*WHAT THE TASK ASKS*
Reproduce the listing below without any change.

[Lines of data]
....................

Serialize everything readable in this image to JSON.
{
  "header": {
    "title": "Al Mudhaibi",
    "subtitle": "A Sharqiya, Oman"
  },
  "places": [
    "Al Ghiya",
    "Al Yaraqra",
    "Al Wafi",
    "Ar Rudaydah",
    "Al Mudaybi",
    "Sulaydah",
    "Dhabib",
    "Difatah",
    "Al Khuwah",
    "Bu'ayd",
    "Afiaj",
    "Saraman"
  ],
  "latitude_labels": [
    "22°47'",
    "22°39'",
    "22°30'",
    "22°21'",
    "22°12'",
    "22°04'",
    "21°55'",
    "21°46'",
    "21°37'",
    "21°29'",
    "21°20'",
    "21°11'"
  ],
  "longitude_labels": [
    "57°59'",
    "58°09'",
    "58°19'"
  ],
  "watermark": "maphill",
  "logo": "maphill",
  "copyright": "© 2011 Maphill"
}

....................

*RESULT OF THE EXERCISE*
Serialize everything readable in this image to JSON.
{
  "header": {
    "title": "Al Mudhaibi",
    "subtitle": "A Sharqiya, Oman"
  },
  "places": [
    "Al Ghiya",
    "Al Yaraqra",
    "Al Wafi",
    "Ar Rudaydah",
    "Al Mudaybi",
    "Sulaydah",
    "Dhabib",
    "Difatah",
    "Al Khuwah",
    "Bu'ayd",
    "Afiaj",
    "Saraman"
  ],
  "latitude_labels": [
    "22°47'",
    "22°39'",
    "22°30'",
    "22°21'",
    "22°12'",
    "22°04'",
    "21°55'",
    "21°46'",
    "21°37'",
    "21°29'",
    "21°20'",
    "21°11'"
  ],
  "longitude_labels": [
    "57°59'",
    "58°09'",
    "58°19'"
  ],
  "watermark": "maphill",
  "logo": "maphill",
  "copyright": "© 2011 Maphill"
}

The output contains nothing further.